■ **Required task**
In the entries below, find the lines with the word "name" and copy them.

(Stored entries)
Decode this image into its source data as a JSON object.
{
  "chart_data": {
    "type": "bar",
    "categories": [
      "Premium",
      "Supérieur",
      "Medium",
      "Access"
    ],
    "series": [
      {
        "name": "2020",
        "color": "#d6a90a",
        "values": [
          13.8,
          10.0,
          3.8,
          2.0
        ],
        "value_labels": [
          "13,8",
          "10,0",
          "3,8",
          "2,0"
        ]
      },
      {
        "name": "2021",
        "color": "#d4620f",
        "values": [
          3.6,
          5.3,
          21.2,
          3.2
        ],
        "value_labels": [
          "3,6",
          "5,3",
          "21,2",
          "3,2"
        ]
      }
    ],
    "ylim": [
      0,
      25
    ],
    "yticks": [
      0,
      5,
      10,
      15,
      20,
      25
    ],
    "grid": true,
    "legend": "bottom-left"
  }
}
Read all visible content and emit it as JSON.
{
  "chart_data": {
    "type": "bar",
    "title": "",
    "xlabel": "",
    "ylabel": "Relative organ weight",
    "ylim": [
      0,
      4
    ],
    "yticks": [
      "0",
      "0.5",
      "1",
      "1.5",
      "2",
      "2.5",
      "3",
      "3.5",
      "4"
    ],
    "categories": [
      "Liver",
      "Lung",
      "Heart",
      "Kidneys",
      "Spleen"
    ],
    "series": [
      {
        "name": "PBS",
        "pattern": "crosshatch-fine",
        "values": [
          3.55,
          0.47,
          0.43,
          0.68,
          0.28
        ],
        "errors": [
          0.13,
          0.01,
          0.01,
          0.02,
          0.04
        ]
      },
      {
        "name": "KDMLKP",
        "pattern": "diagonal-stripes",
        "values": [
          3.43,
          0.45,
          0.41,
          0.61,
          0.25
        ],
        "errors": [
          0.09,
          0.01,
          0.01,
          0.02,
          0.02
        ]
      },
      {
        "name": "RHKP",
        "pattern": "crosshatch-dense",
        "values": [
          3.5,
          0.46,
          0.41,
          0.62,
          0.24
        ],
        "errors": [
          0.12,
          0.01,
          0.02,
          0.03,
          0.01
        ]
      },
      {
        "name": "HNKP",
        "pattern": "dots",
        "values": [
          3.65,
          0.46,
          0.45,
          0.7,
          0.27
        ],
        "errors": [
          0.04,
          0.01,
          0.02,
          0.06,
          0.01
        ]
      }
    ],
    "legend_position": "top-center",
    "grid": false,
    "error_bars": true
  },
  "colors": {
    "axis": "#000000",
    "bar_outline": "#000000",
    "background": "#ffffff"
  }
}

■ **Solution**
        "name": "2020",
        "name": "2021",
        "name": "PBS",
        "name": "KDMLKP",
        "name": "RHKP",
        "name": "HNKP",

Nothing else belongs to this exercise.